What is asked: Using the records below, please work out how many lines contain "name"; answer with the number alone.

:: Material provided ::

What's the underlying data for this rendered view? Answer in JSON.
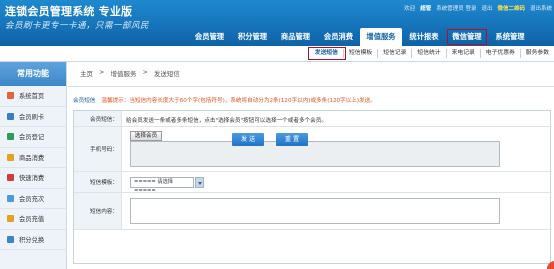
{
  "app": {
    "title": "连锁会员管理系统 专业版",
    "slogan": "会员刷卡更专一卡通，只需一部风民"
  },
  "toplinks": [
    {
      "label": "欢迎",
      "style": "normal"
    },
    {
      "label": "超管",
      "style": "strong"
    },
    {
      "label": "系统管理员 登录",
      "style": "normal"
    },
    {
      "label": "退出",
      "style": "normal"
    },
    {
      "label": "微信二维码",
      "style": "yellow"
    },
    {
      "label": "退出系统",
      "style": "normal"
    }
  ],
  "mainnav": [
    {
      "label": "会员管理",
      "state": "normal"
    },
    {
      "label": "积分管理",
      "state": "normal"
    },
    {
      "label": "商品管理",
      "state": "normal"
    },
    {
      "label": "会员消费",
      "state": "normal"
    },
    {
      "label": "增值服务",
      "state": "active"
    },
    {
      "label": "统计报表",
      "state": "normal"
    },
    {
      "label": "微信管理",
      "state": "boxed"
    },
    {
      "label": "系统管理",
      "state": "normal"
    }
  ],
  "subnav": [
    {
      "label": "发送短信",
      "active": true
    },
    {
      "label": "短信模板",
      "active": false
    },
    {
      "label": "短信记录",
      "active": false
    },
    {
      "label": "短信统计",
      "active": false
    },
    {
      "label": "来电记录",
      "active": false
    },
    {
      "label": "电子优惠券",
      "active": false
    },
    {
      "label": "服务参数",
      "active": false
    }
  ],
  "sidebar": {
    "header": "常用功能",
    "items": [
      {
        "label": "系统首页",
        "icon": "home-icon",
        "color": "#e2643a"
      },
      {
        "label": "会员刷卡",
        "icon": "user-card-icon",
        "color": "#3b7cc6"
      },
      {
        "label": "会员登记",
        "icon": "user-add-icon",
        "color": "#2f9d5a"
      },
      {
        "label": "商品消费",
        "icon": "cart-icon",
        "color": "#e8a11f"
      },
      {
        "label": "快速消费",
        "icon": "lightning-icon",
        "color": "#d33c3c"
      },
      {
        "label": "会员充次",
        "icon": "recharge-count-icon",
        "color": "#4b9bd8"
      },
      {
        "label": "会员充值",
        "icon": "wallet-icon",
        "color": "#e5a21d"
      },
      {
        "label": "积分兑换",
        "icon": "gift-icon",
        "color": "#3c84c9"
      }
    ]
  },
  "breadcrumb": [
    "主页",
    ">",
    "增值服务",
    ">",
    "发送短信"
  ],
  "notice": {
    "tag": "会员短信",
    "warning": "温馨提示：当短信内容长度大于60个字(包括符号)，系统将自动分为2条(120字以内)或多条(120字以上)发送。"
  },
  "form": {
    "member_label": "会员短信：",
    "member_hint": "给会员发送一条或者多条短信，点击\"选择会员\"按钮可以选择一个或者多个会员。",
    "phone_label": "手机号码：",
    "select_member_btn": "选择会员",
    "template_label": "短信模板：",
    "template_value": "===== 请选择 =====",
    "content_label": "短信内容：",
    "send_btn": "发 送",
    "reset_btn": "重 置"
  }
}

:::
:: Material provided ::

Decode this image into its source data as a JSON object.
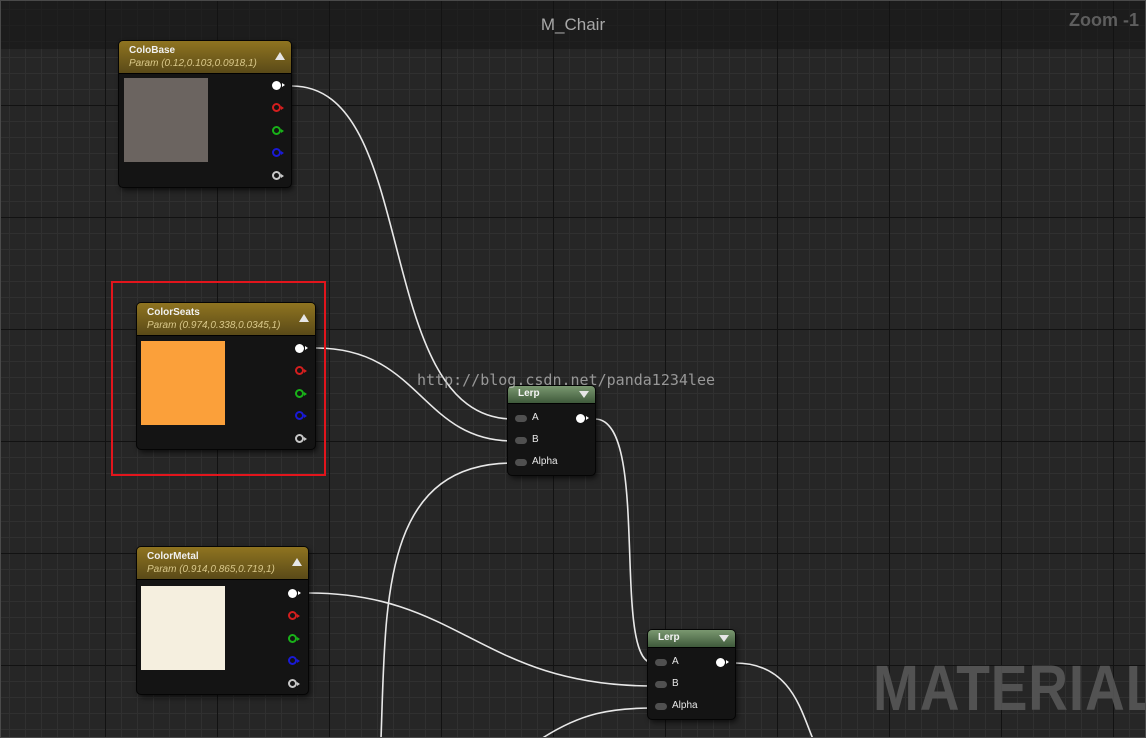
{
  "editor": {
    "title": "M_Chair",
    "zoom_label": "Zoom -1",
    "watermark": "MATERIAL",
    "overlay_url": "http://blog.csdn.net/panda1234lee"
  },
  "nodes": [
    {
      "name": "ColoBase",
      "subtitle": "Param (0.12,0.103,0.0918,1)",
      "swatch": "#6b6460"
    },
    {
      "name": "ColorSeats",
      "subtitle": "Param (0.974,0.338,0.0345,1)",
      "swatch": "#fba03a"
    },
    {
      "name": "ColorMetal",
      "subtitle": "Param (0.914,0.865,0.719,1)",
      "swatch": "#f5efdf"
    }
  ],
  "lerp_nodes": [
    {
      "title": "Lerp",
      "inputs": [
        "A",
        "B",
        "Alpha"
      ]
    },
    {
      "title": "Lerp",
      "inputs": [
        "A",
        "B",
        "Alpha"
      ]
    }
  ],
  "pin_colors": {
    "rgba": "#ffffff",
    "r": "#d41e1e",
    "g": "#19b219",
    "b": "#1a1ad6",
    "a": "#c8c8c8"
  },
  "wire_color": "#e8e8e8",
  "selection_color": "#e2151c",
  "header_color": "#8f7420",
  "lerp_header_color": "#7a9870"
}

:::

Full output: 3